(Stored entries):
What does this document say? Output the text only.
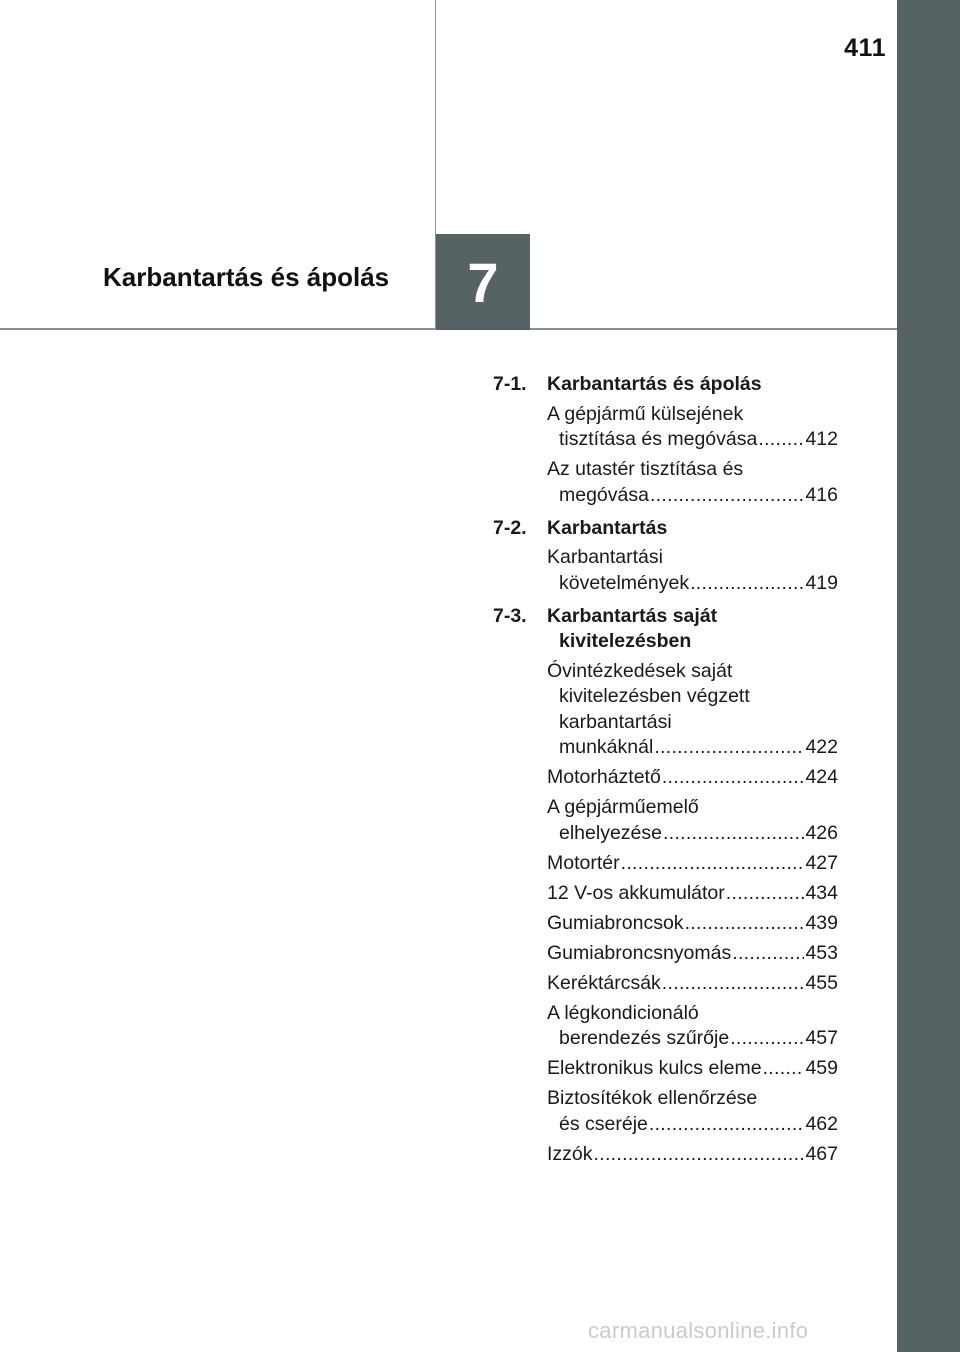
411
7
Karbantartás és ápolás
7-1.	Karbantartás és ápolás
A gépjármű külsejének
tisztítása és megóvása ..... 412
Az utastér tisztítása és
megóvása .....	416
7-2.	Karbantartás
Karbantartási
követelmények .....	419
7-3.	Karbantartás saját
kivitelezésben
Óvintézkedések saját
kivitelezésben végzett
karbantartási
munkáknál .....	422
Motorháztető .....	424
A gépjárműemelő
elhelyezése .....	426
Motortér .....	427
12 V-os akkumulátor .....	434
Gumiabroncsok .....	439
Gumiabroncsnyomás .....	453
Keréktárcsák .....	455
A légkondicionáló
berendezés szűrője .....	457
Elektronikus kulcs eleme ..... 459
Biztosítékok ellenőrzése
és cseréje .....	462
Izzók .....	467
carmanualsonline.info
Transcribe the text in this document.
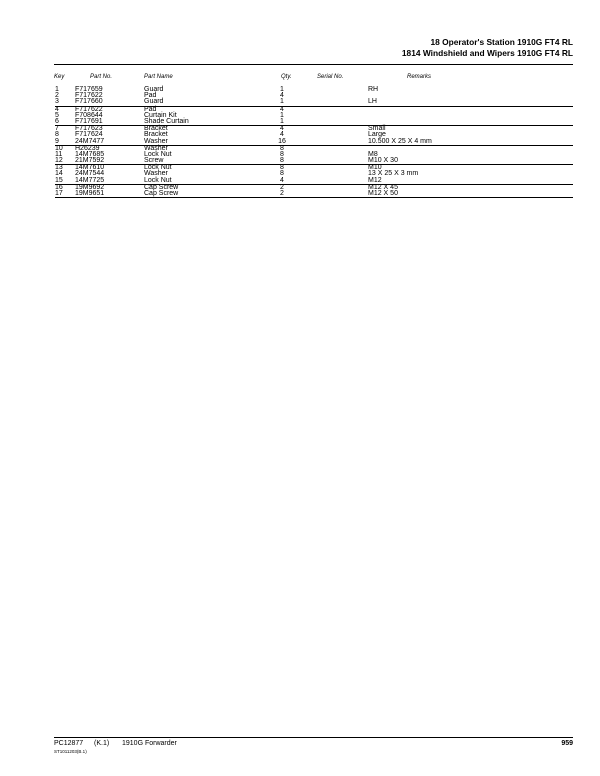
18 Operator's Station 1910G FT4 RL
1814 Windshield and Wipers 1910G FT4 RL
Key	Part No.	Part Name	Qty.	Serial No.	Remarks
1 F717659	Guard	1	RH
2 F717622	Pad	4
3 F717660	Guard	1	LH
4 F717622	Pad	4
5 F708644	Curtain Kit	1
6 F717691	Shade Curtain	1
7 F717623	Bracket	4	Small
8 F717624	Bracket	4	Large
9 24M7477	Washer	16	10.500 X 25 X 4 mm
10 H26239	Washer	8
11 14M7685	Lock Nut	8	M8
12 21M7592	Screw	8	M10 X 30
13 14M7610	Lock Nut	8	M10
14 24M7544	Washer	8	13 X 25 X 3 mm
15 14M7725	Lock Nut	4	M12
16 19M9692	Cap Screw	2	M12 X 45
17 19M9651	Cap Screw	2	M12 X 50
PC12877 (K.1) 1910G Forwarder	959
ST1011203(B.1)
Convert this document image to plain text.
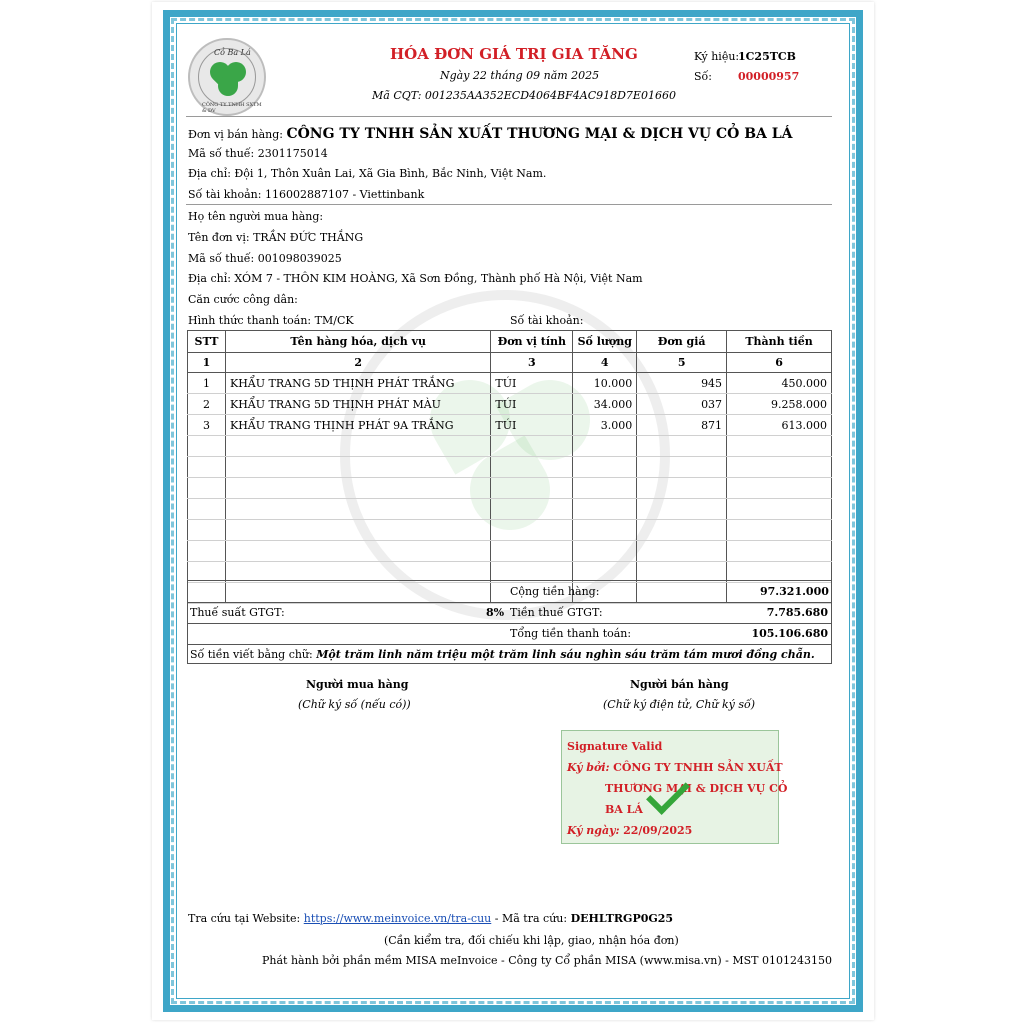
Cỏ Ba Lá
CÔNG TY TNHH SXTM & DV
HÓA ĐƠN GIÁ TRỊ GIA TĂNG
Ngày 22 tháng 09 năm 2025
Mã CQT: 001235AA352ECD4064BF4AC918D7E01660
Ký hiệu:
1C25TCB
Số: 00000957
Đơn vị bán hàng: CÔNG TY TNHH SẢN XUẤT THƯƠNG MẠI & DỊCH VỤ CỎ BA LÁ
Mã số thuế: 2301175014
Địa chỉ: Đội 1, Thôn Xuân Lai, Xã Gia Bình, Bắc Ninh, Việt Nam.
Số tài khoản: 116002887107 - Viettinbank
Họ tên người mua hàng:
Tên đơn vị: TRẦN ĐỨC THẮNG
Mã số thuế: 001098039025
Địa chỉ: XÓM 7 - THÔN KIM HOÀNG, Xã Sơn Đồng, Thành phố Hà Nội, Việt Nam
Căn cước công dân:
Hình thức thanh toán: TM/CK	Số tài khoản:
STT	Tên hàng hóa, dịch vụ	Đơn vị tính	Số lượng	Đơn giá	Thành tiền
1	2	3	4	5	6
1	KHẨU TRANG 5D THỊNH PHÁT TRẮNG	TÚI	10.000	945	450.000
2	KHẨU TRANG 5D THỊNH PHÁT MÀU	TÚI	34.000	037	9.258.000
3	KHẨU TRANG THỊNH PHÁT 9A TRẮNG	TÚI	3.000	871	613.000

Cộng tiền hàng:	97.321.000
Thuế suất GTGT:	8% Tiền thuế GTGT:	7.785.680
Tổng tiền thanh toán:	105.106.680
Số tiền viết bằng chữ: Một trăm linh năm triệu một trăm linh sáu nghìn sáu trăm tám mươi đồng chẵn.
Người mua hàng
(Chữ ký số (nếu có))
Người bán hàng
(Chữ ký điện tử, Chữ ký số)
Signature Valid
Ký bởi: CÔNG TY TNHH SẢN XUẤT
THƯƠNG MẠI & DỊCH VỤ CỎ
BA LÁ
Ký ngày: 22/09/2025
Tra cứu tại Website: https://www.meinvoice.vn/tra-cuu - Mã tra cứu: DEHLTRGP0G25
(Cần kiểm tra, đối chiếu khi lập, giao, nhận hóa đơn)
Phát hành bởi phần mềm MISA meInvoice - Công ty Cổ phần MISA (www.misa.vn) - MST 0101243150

(Requirement): Which lines above contain the word "thuế"? Copy each of them.

(Complete output):
Mã số thuế: 2301175014
Mã số thuế: 001098039025
Thuế suất GTGT:	8% Tiền thuế GTGT:	7.785.680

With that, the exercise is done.